Copy the lines below word for word, omitting the pictures.

■ **Record extracts**:
=-=-=
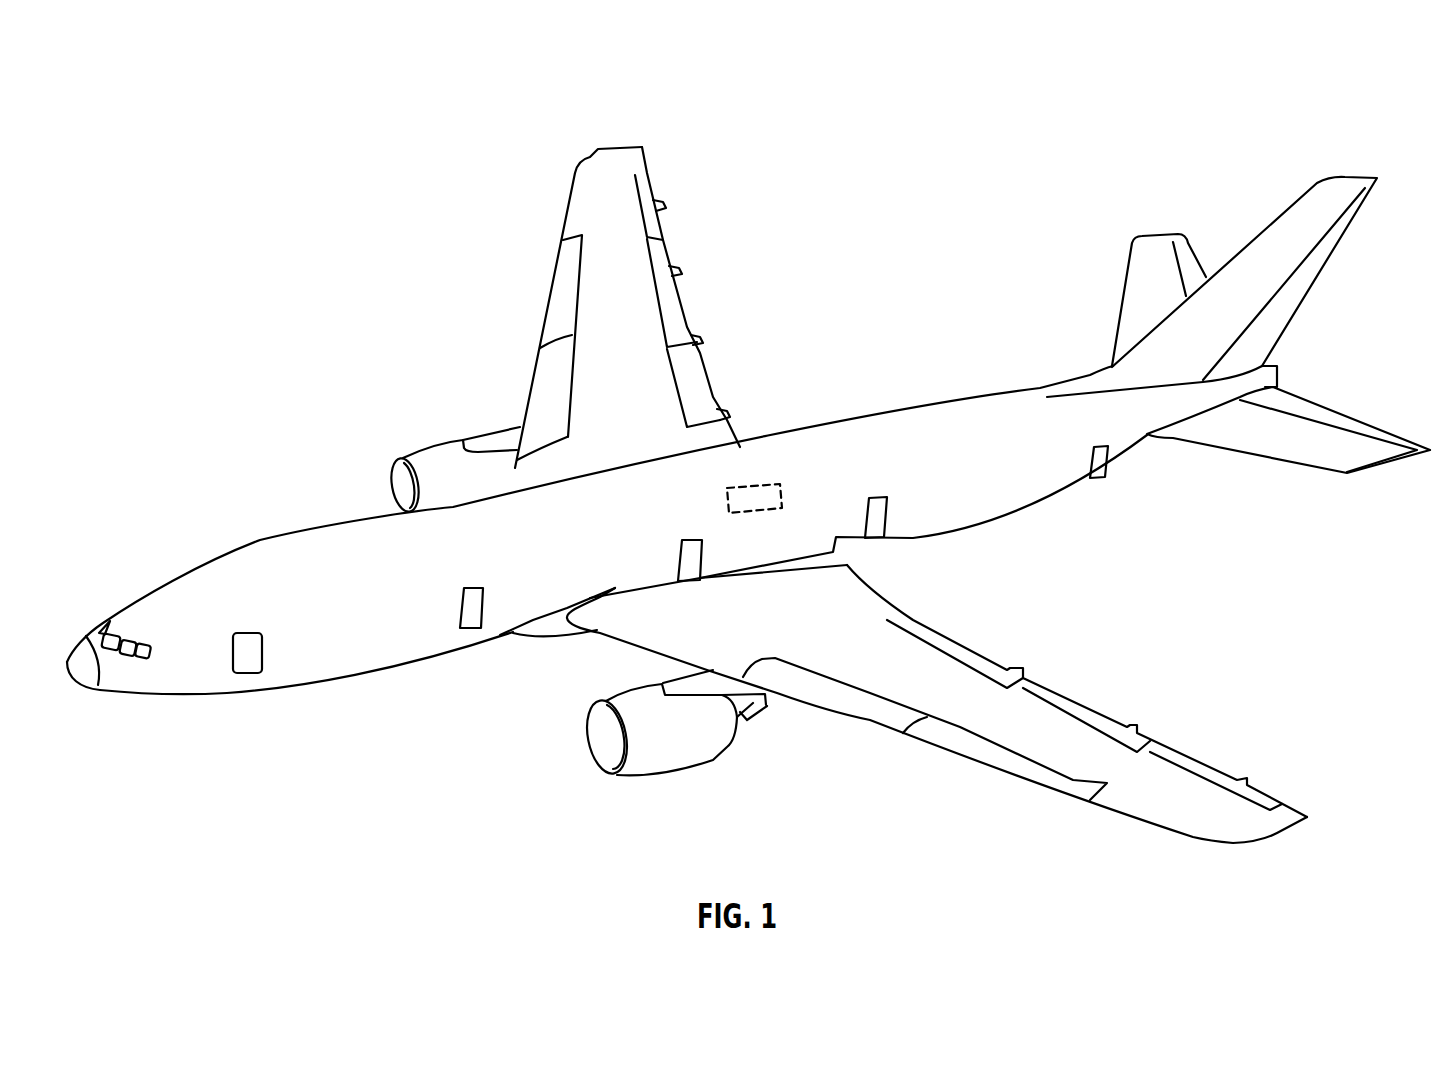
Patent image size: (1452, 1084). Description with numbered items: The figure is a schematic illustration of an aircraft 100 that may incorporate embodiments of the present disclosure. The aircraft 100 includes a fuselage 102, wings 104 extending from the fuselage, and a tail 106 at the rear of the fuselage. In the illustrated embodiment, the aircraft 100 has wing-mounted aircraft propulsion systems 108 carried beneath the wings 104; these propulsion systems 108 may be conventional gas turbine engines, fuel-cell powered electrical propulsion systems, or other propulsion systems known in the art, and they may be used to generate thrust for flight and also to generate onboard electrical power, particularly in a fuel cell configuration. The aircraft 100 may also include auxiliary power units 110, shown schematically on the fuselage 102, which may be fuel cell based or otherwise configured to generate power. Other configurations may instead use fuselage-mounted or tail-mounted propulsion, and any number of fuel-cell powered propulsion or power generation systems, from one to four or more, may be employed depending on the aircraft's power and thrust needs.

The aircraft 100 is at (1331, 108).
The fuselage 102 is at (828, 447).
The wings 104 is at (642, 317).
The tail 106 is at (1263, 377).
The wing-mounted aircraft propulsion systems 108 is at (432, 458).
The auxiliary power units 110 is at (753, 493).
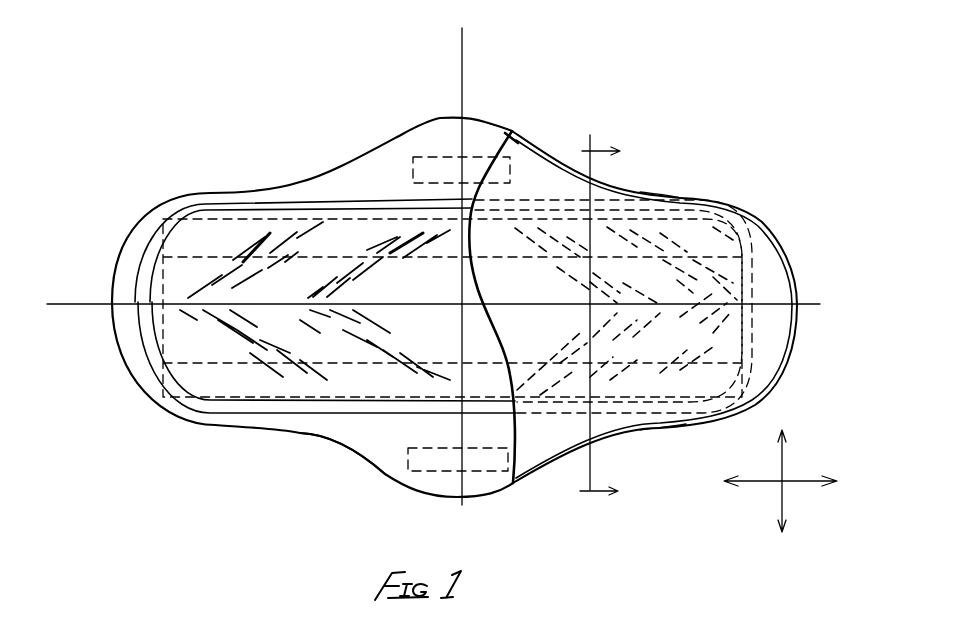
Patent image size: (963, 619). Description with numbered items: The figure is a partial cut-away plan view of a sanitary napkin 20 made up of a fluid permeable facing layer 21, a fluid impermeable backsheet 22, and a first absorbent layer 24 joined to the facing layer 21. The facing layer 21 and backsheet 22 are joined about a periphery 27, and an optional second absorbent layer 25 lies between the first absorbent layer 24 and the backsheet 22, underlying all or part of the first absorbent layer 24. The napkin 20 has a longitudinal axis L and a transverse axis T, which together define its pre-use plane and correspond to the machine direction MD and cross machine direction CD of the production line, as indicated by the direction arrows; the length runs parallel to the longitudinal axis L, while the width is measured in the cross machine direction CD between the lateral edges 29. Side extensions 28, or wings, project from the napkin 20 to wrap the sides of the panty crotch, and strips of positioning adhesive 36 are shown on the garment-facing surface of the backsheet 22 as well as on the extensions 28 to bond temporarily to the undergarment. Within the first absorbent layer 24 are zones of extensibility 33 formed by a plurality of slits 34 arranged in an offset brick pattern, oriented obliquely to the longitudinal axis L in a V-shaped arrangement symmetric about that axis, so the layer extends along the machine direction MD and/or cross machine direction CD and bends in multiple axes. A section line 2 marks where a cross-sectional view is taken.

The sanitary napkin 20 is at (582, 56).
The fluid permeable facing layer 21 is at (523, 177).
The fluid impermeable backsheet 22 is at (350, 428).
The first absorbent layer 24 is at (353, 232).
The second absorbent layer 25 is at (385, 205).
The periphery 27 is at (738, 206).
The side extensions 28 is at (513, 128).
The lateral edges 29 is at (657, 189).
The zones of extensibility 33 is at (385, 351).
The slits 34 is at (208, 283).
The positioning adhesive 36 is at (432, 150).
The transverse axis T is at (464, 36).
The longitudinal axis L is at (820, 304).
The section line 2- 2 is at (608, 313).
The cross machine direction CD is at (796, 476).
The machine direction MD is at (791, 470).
=-=-=
■ **Answer below**:
Patent image size: (1452, 1084). Description with numbered items: The figure is a schematic illustration of an aircraft 100 that may incorporate embodiments of the present disclosure. The aircraft 100 includes a fuselage 102, wings 104 extending from the fuselage, and a tail 106 at the rear of the fuselage. In the illustrated embodiment, the aircraft 100 has wing-mounted aircraft propulsion systems 108 carried beneath the wings 104; these propulsion systems 108 may be conventional gas turbine engines, fuel-cell powered electrical propulsion systems, or other propulsion systems known in the art, and they may be used to generate thrust for flight and also to generate onboard electrical power, particularly in a fuel cell configuration. The aircraft 100 may also include auxiliary power units 110, shown schematically on the fuselage 102, which may be fuel cell based or otherwise configured to generate power. Other configurations may instead use fuselage-mounted or tail-mounted propulsion, and any number of fuel-cell powered propulsion or power generation systems, from one to four or more, may be employed depending on the aircraft's power and thrust needs.

The aircraft 100 is at (1331, 108).
The fuselage 102 is at (828, 447).
The wings 104 is at (642, 317).
The tail 106 is at (1263, 377).
The wing-mounted aircraft propulsion systems 108 is at (432, 458).
The auxiliary power units 110 is at (753, 493).
Patent image size: (963, 619). Description with numbered items: The figure is a partial cut-away plan view of a sanitary napkin 20 made up of a fluid permeable facing layer 21, a fluid impermeable backsheet 22, and a first absorbent layer 24 joined to the facing layer 21. The facing layer 21 and backsheet 22 are joined about a periphery 27, and an optional second absorbent layer 25 lies between the first absorbent layer 24 and the backsheet 22, underlying all or part of the first absorbent layer 24. The napkin 20 has a longitudinal axis L and a transverse axis T, which together define its pre-use plane and correspond to the machine direction MD and cross machine direction CD of the production line, as indicated by the direction arrows; the length runs parallel to the longitudinal axis L, while the width is measured in the cross machine direction CD between the lateral edges 29. Side extensions 28, or wings, project from the napkin 20 to wrap the sides of the panty crotch, and strips of positioning adhesive 36 are shown on the garment-facing surface of the backsheet 22 as well as on the extensions 28 to bond temporarily to the undergarment. Within the first absorbent layer 24 are zones of extensibility 33 formed by a plurality of slits 34 arranged in an offset brick pattern, oriented obliquely to the longitudinal axis L in a V-shaped arrangement symmetric about that axis, so the layer extends along the machine direction MD and/or cross machine direction CD and bends in multiple axes. A section line 2 marks where a cross-sectional view is taken.

The sanitary napkin 20 is at (582, 56).
The fluid permeable facing layer 21 is at (523, 177).
The fluid impermeable backsheet 22 is at (350, 428).
The first absorbent layer 24 is at (353, 232).
The second absorbent layer 25 is at (385, 205).
The periphery 27 is at (738, 206).
The side extensions 28 is at (513, 128).
The lateral edges 29 is at (657, 189).
The zones of extensibility 33 is at (385, 351).
The slits 34 is at (208, 283).
The positioning adhesive 36 is at (432, 150).
The transverse axis T is at (464, 36).
The longitudinal axis L is at (820, 304).
The section line 2- 2 is at (608, 313).
The cross machine direction CD is at (796, 476).
The machine direction MD is at (791, 470).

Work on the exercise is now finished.